>> BEGIN Entries

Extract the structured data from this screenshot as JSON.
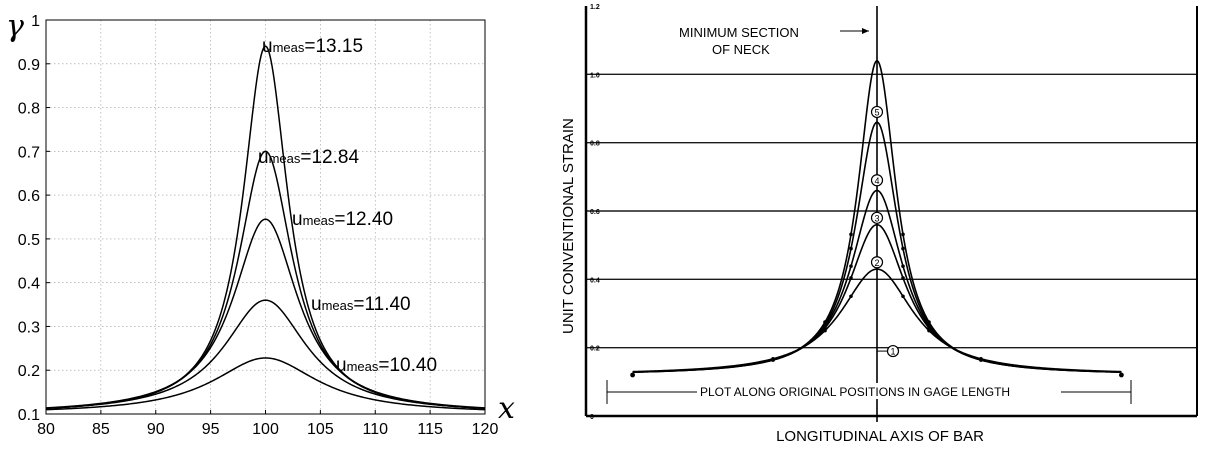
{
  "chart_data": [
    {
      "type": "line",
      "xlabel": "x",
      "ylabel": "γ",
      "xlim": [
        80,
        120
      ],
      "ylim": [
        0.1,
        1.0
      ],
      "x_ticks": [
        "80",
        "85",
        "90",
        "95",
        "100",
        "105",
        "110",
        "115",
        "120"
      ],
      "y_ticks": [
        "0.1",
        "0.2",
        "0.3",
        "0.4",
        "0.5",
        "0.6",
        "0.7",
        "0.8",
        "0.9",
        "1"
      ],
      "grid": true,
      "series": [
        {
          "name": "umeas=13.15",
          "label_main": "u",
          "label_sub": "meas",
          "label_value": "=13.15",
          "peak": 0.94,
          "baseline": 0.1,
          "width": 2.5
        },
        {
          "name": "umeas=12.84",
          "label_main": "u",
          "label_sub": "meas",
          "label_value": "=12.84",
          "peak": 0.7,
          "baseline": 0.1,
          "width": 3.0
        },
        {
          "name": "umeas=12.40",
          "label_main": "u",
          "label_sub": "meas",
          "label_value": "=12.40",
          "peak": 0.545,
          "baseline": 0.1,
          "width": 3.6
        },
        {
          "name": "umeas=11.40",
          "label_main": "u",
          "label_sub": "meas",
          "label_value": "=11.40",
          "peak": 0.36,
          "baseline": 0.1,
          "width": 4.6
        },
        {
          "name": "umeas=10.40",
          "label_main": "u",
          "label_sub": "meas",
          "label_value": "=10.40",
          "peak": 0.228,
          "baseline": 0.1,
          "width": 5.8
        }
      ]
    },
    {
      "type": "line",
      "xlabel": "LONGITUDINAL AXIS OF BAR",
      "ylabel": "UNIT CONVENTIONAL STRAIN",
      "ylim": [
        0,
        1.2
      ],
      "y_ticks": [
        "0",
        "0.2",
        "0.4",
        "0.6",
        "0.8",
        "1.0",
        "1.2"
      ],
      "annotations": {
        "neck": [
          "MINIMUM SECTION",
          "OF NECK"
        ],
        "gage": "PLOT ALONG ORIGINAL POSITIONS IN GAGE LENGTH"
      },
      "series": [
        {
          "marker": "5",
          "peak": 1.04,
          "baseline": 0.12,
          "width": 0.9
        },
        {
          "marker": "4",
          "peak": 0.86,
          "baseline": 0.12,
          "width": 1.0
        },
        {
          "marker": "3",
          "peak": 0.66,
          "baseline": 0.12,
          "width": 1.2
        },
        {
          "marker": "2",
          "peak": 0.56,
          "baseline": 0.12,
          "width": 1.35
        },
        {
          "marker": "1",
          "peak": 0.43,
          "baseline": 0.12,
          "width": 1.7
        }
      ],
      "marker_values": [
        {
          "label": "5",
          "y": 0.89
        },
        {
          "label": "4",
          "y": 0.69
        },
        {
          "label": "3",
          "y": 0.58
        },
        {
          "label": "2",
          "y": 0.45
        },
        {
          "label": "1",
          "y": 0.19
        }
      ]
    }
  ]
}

>> END Entries
>> BEGIN Entries

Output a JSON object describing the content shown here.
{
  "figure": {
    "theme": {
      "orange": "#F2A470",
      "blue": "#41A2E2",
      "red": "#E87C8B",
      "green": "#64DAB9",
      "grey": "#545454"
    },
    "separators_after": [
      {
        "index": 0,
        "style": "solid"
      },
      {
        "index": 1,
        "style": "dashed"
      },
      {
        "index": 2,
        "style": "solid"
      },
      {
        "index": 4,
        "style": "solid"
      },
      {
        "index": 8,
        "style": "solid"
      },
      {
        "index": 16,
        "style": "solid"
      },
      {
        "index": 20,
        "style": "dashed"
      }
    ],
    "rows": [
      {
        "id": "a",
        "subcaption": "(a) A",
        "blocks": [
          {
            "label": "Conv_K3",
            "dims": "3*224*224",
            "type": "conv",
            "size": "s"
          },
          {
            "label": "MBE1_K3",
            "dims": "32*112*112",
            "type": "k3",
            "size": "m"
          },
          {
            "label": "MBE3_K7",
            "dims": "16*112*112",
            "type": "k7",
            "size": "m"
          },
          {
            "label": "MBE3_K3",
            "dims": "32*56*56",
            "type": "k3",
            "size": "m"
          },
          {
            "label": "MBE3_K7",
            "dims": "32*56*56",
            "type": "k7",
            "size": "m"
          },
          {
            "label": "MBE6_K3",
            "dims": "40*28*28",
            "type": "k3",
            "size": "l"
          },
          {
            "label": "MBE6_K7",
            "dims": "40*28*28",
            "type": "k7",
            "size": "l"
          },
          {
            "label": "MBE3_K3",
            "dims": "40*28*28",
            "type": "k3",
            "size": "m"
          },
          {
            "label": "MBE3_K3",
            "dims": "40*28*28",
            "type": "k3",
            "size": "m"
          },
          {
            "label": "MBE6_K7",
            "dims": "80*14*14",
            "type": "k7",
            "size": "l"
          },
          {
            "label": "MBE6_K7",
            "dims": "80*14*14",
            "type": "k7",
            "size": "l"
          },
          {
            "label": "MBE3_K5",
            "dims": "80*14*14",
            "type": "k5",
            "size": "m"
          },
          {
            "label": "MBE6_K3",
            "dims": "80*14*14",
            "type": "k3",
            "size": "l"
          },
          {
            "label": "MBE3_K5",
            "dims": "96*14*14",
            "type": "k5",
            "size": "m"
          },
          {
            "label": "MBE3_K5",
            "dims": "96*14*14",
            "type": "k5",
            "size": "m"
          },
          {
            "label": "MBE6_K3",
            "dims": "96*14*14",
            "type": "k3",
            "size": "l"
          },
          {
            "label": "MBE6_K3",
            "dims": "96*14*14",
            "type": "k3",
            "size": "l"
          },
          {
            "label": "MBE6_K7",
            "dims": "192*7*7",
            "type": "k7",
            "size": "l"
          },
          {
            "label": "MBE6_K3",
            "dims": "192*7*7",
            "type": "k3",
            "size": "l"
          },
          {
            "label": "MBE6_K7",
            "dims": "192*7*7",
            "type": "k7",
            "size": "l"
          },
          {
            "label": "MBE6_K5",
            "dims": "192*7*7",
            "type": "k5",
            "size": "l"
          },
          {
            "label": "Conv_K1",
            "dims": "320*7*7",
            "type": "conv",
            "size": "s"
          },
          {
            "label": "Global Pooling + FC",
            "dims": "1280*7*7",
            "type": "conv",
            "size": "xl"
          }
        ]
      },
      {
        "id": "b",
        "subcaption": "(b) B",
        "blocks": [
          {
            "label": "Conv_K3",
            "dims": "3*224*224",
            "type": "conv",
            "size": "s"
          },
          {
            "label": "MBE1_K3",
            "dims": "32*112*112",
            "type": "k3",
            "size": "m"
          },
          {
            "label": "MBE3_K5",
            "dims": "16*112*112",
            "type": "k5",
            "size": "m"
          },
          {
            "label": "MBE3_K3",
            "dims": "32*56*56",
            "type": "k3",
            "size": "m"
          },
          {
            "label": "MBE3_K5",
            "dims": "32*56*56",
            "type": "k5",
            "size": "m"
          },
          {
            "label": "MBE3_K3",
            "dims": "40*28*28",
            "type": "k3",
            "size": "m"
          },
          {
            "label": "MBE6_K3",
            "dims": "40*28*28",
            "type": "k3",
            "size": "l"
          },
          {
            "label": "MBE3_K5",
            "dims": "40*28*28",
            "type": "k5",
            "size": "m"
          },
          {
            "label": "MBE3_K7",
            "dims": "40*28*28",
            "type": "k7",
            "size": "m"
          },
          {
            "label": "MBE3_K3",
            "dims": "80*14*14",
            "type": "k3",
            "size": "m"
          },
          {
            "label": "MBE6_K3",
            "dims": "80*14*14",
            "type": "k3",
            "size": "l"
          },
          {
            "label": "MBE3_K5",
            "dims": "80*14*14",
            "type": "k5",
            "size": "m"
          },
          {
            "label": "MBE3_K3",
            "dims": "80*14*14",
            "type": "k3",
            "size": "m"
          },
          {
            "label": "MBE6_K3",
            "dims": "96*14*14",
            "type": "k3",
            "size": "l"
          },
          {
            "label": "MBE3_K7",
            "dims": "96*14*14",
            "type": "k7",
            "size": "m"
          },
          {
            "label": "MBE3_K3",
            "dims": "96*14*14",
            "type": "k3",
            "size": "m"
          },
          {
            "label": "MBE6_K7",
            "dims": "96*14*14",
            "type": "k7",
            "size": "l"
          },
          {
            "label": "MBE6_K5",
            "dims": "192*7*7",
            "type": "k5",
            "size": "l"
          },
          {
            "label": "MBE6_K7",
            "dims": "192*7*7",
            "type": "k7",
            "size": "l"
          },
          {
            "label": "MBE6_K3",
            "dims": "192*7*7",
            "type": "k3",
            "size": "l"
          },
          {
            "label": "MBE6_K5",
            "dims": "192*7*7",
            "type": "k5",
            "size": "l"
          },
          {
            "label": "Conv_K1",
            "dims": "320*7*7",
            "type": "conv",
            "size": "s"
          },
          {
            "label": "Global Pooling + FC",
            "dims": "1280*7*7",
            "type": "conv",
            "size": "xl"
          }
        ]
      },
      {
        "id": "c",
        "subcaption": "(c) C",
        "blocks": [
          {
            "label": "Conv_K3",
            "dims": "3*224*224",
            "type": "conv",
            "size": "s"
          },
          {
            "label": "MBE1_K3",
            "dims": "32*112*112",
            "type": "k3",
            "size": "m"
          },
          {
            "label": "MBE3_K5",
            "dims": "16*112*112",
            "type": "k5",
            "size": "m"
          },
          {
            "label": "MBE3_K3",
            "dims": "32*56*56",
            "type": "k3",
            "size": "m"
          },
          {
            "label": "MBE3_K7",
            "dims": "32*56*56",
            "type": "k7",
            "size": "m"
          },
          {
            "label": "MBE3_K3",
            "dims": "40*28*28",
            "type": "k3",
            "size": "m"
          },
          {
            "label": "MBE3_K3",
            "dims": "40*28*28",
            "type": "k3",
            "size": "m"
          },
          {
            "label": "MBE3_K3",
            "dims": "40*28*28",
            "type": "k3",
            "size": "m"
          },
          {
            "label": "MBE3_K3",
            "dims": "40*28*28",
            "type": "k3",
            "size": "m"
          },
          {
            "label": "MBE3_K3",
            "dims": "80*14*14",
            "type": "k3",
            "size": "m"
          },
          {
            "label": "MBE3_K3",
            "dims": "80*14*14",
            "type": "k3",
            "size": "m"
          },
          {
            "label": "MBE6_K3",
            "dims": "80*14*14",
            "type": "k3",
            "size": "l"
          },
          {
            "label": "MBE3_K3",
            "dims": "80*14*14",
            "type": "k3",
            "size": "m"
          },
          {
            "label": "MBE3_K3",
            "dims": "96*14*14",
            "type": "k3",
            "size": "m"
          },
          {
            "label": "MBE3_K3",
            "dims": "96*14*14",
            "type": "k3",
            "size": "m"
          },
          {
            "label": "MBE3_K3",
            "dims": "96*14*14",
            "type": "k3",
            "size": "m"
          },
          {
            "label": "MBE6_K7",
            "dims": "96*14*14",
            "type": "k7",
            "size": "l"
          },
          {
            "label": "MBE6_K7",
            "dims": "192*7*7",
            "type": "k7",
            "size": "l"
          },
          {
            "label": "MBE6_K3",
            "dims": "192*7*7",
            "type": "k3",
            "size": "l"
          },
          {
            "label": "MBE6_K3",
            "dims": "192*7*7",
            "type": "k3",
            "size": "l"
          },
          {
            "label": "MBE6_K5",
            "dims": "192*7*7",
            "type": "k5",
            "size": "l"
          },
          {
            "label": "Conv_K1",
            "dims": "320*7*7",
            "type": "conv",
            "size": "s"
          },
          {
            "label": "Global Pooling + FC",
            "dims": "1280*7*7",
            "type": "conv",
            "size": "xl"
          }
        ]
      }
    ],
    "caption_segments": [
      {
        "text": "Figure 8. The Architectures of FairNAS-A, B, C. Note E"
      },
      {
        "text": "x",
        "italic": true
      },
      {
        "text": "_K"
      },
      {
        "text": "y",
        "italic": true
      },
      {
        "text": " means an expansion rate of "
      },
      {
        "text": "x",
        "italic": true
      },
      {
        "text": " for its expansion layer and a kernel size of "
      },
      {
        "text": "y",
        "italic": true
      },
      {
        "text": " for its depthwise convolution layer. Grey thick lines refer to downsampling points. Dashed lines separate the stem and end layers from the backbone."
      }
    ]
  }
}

>> END Entries

What is being asked: In the lines above, locate the string "from". Copy every line where it occurs.

Result for this exercise:
Extract the structured data from this screenshot as JSON.
        "text": " for its depthwise convolution layer. Grey thick lines refer to downsampling points. Dashed lines separate the stem and end layers from the backbone."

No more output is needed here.